Given records -
● ● ● ● ● ● ●
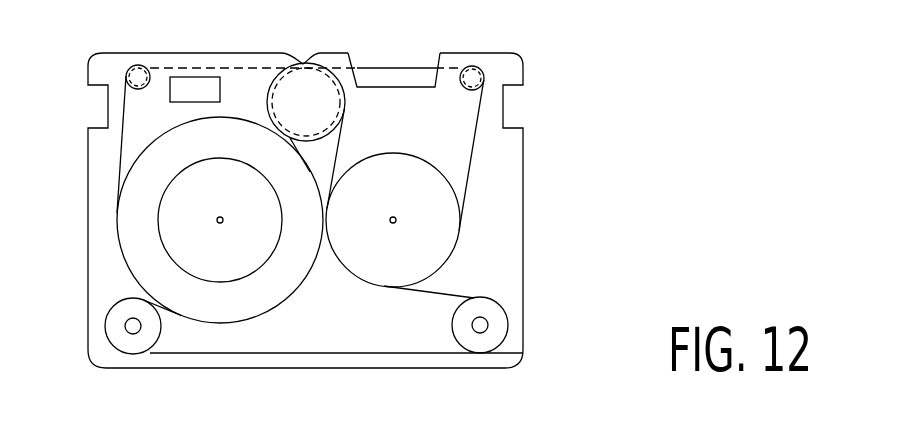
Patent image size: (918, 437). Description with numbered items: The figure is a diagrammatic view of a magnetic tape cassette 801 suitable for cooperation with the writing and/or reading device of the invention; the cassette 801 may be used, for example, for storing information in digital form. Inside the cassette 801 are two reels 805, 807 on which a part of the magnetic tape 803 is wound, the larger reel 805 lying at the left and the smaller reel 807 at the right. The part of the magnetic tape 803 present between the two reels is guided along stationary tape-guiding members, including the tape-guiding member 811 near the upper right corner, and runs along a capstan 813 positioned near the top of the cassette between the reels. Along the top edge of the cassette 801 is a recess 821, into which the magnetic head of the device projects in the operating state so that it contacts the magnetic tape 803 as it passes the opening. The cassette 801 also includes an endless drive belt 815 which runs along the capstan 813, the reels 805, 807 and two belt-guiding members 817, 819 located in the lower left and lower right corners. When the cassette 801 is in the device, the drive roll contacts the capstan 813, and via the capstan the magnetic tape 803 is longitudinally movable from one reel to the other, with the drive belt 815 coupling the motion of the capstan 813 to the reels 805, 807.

The cassette 801 is at (523, 186).
The magnetic tape 803 is at (377, 68).
The reel 805 is at (173, 228).
The reel 807 is at (445, 233).
The tape-guiding member 811 is at (470, 70).
The capstan 813 is at (288, 88).
The endless drive belt 815 is at (275, 353).
The belt-guiding member 817 is at (130, 345).
The belt-guiding member 819 is at (478, 350).
The recess 821 is at (423, 62).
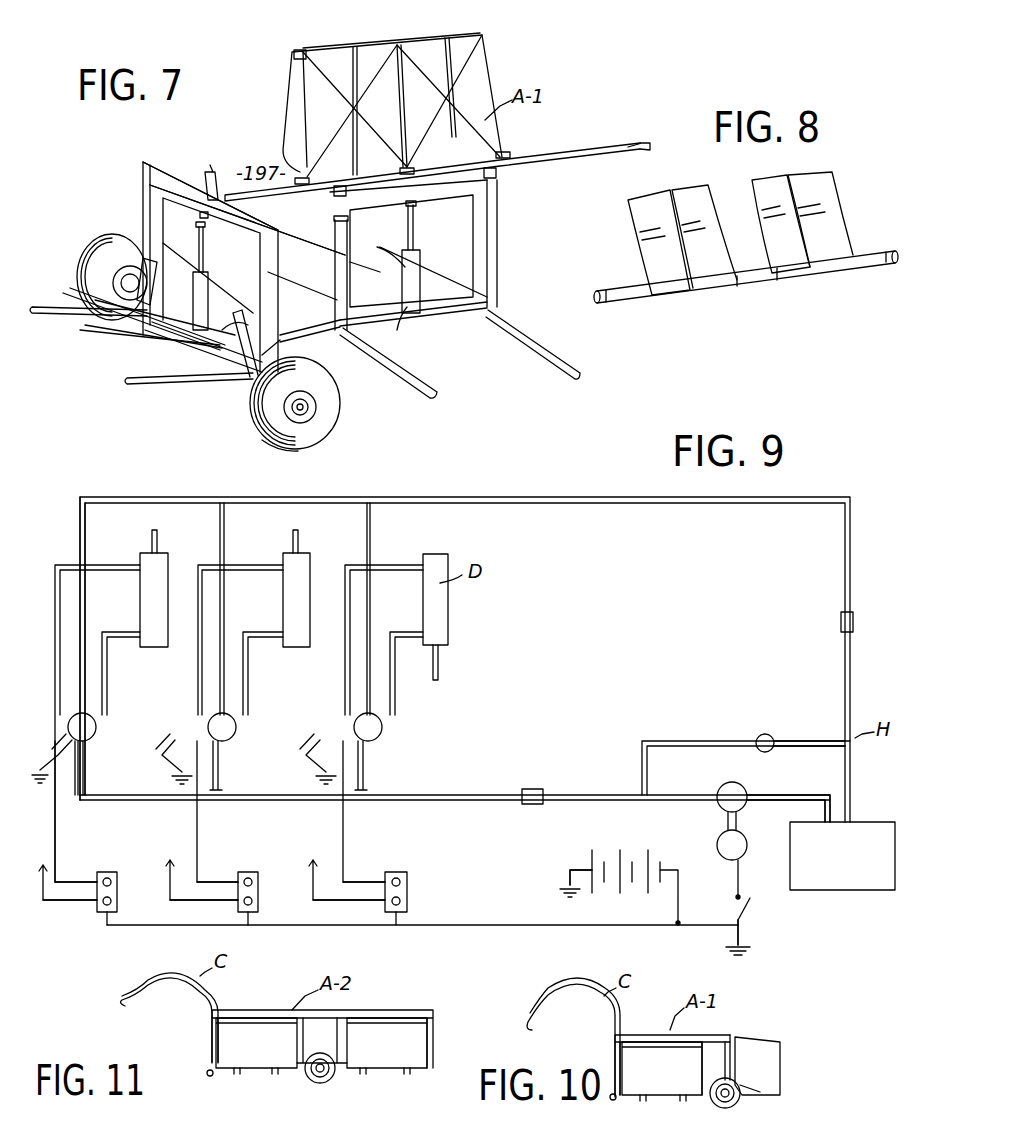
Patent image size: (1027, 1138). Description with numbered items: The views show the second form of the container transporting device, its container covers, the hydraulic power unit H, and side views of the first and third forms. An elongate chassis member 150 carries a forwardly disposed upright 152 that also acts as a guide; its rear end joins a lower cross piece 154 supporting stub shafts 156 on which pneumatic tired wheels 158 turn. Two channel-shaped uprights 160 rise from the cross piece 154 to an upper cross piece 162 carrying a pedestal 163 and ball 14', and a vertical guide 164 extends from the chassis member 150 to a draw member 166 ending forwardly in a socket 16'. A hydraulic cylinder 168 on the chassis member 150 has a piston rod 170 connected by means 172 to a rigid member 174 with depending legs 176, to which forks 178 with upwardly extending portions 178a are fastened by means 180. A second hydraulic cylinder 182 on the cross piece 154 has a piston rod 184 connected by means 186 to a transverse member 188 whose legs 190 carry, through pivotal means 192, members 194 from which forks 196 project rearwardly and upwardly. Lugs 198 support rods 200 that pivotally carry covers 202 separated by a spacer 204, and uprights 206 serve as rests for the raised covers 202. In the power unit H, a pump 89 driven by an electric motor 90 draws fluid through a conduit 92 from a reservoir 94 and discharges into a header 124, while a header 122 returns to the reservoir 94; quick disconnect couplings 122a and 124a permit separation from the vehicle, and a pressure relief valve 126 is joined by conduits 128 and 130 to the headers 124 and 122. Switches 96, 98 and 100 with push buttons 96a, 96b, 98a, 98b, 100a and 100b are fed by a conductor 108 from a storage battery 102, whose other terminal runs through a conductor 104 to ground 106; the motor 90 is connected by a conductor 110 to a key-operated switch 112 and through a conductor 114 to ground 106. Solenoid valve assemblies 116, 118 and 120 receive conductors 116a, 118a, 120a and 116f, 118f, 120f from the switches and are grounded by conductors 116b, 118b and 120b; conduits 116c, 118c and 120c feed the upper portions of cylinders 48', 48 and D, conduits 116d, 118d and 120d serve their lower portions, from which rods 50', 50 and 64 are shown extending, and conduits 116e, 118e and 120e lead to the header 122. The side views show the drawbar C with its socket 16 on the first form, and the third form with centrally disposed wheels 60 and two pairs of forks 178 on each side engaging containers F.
● ● ● ● ● ● ●
Rewrite the rows from the start through the line containing "The recess 821 is at (423, 62).", inclusive, substituting "schematic view" for "diagrammatic view" and changing nothing else. Leave the pictures out of your answer.

Solved exercise -
Patent image size: (918, 437). Description with numbered items: The figure is a schematic view of a magnetic tape cassette 801 suitable for cooperation with the writing and/or reading device of the invention; the cassette 801 may be used, for example, for storing information in digital form. Inside the cassette 801 are two reels 805, 807 on which a part of the magnetic tape 803 is wound, the larger reel 805 lying at the left and the smaller reel 807 at the right. The part of the magnetic tape 803 present between the two reels is guided along stationary tape-guiding members, including the tape-guiding member 811 near the upper right corner, and runs along a capstan 813 positioned near the top of the cassette between the reels. Along the top edge of the cassette 801 is a recess 821, into which the magnetic head of the device projects in the operating state so that it contacts the magnetic tape 803 as it passes the opening. The cassette 801 also includes an endless drive belt 815 which runs along the capstan 813, the reels 805, 807 and two belt-guiding members 817, 819 located in the lower left and lower right corners. When the cassette 801 is in the device, the drive roll contacts the capstan 813, and via the capstan the magnetic tape 803 is longitudinally movable from one reel to the other, with the drive belt 815 coupling the motion of the capstan 813 to the reels 805, 807.

The cassette 801 is at (523, 186).
The magnetic tape 803 is at (377, 68).
The reel 805 is at (173, 228).
The reel 807 is at (445, 233).
The tape-guiding member 811 is at (470, 70).
The capstan 813 is at (288, 88).
The endless drive belt 815 is at (275, 353).
The belt-guiding member 817 is at (130, 345).
The belt-guiding member 819 is at (478, 350).
The recess 821 is at (423, 62).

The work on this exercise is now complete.